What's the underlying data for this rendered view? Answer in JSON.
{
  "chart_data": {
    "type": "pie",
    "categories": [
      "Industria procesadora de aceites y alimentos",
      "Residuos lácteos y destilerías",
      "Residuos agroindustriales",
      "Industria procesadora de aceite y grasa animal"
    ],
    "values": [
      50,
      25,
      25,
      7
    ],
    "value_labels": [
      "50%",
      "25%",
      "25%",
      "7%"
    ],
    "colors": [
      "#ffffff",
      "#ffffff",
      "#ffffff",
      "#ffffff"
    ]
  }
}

What you have to do: Take the listing above and set it down exactly.

Result below:
What's the underlying data for this rendered view? Answer in JSON.
{
  "chart_data": {
    "type": "pie",
    "categories": [
      "Industria procesadora de aceites y alimentos",
      "Residuos lácteos y destilerías",
      "Residuos agroindustriales",
      "Industria procesadora de aceite y grasa animal"
    ],
    "values": [
      50,
      25,
      25,
      7
    ],
    "value_labels": [
      "50%",
      "25%",
      "25%",
      "7%"
    ],
    "colors": [
      "#ffffff",
      "#ffffff",
      "#ffffff",
      "#ffffff"
    ]
  }
}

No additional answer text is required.